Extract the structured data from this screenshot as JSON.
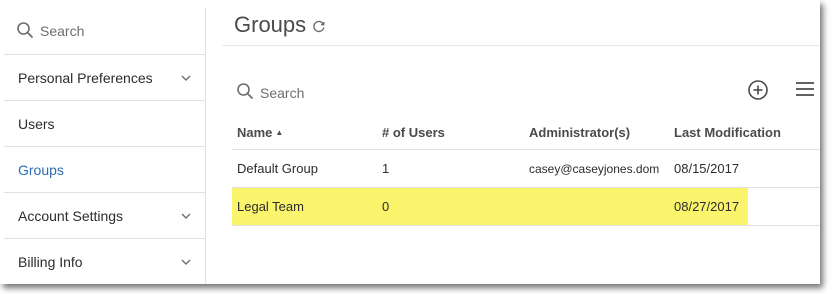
{
  "sidebar": {
    "search_placeholder": "Search",
    "items": [
      {
        "label": "Personal Preferences",
        "has_chevron": true
      },
      {
        "label": "Users",
        "has_chevron": false
      },
      {
        "label": "Groups",
        "has_chevron": false,
        "active": true
      },
      {
        "label": "Account Settings",
        "has_chevron": true
      },
      {
        "label": "Billing Info",
        "has_chevron": true
      }
    ]
  },
  "main": {
    "title": "Groups",
    "search_placeholder": "Search",
    "icons": [
      "refresh-icon",
      "add-circle-icon",
      "hamburger-menu-icon"
    ]
  },
  "table": {
    "columns": [
      "Name",
      "# of Users",
      "Administrator(s)",
      "Last Modification"
    ],
    "sort_indicator": "▲",
    "rows": [
      {
        "name": "Default Group",
        "users": "1",
        "admin": "casey@caseyjones.dom",
        "modified": "08/15/2017",
        "highlighted": false
      },
      {
        "name": "Legal Team",
        "users": "0",
        "admin": "",
        "modified": "08/27/2017",
        "highlighted": true
      }
    ]
  },
  "colors": {
    "active_nav": "#2d6db5",
    "highlight": "#fbf46d",
    "divider": "#e1e1e1"
  }
}
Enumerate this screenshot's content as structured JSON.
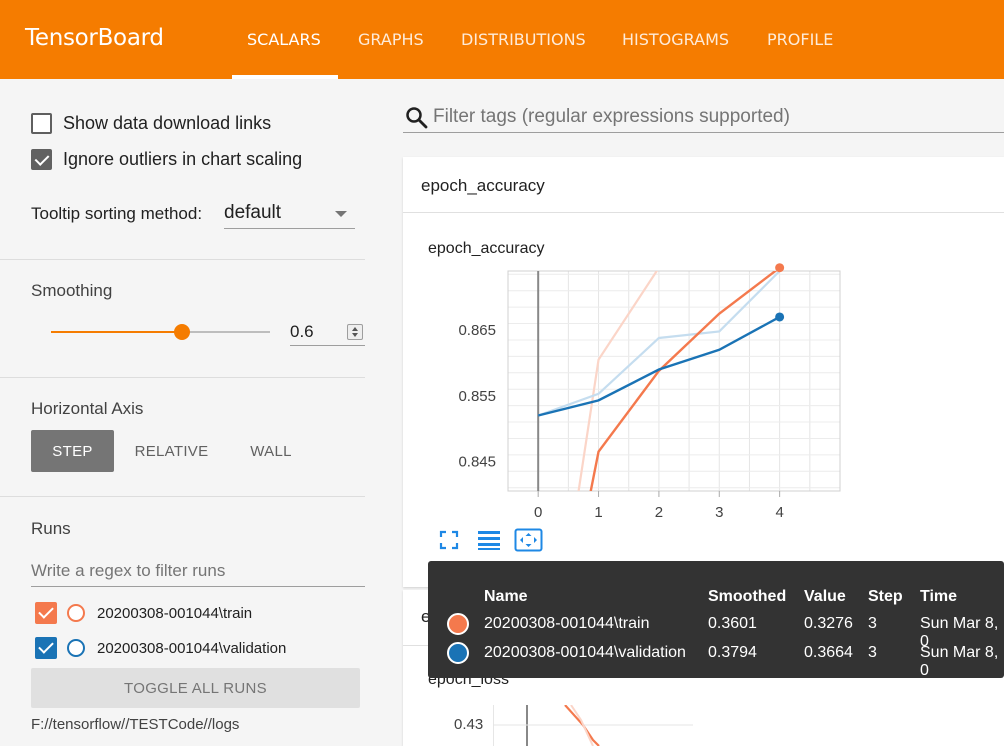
{
  "app": {
    "brand": "TensorBoard",
    "tabs": [
      {
        "label": "SCALARS",
        "active": true
      },
      {
        "label": "GRAPHS"
      },
      {
        "label": "DISTRIBUTIONS"
      },
      {
        "label": "HISTOGRAMS"
      },
      {
        "label": "PROFILE"
      }
    ],
    "header_color": "#f57c00"
  },
  "sidebar": {
    "show_download_links": {
      "label": "Show data download links",
      "checked": false
    },
    "ignore_outliers": {
      "label": "Ignore outliers in chart scaling",
      "checked": true
    },
    "tooltip_sorting": {
      "label": "Tooltip sorting method:",
      "value": "default"
    },
    "smoothing": {
      "title": "Smoothing",
      "value": "0.6",
      "fraction": 0.6
    },
    "horizontal_axis": {
      "title": "Horizontal Axis",
      "options": [
        {
          "label": "STEP",
          "active": true
        },
        {
          "label": "RELATIVE"
        },
        {
          "label": "WALL"
        }
      ]
    },
    "runs": {
      "title": "Runs",
      "filter_placeholder": "Write a regex to filter runs",
      "items": [
        {
          "label": "20200308-001044\\train",
          "color": "#f4794d",
          "checkbox_color": "#f4794d"
        },
        {
          "label": "20200308-001044\\validation",
          "color": "#1a73b5",
          "checkbox_color": "#1a73b5"
        }
      ],
      "toggle_label": "TOGGLE ALL RUNS",
      "logdir": "F://tensorflow//TESTCode//logs"
    }
  },
  "main": {
    "filter_placeholder": "Filter tags (regular expressions supported)",
    "cards": [
      {
        "title": "epoch_accuracy"
      },
      {
        "title": "epoch_loss"
      }
    ]
  },
  "chart_data": [
    {
      "type": "line",
      "title": "epoch_accuracy",
      "x": [
        0,
        1,
        2,
        3,
        4
      ],
      "xlim": [
        -0.5,
        5
      ],
      "ylim": [
        0.8405,
        0.874
      ],
      "yticks": [
        "0.845",
        "0.855",
        "0.865"
      ],
      "xticks": [
        "0",
        "1",
        "2",
        "3",
        "4"
      ],
      "grid": true,
      "series": [
        {
          "name": "20200308-001044\\train",
          "color": "#f4794d",
          "raw_color": "#fbd5c8",
          "values": [
            0.8,
            0.8465,
            0.8588,
            0.8675,
            0.8745
          ],
          "raw_values": [
            0.8,
            0.8605,
            0.8745,
            0.886,
            0.9
          ]
        },
        {
          "name": "20200308-001044\\validation",
          "color": "#1a73b5",
          "raw_color": "#c5ddef",
          "values": [
            0.852,
            0.8543,
            0.859,
            0.862,
            0.867
          ],
          "raw_values": [
            0.852,
            0.8553,
            0.8638,
            0.8648,
            0.874
          ]
        }
      ]
    }
  ],
  "tooltip": {
    "headers": [
      "Name",
      "Smoothed",
      "Value",
      "Step",
      "Time"
    ],
    "rows": [
      {
        "name": "20200308-001044\\train",
        "smoothed": "0.3601",
        "value": "0.3276",
        "step": "3",
        "time": "Sun Mar 8, 0",
        "color": "#f4794d"
      },
      {
        "name": "20200308-001044\\validation",
        "smoothed": "0.3794",
        "value": "0.3664",
        "step": "3",
        "time": "Sun Mar 8, 0",
        "color": "#1a73b5"
      }
    ]
  },
  "loss_chart": {
    "ytick": "0.43"
  },
  "watermark": "https://blog.csdn.net/qq_40041064"
}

▶ Prompt
In the entries above, find every line holding the word "structured" and copy it out.

▶ The solution
Extract the structured data from this screenshot as JSON.
Enumerate this screenshot's content as structured JSON.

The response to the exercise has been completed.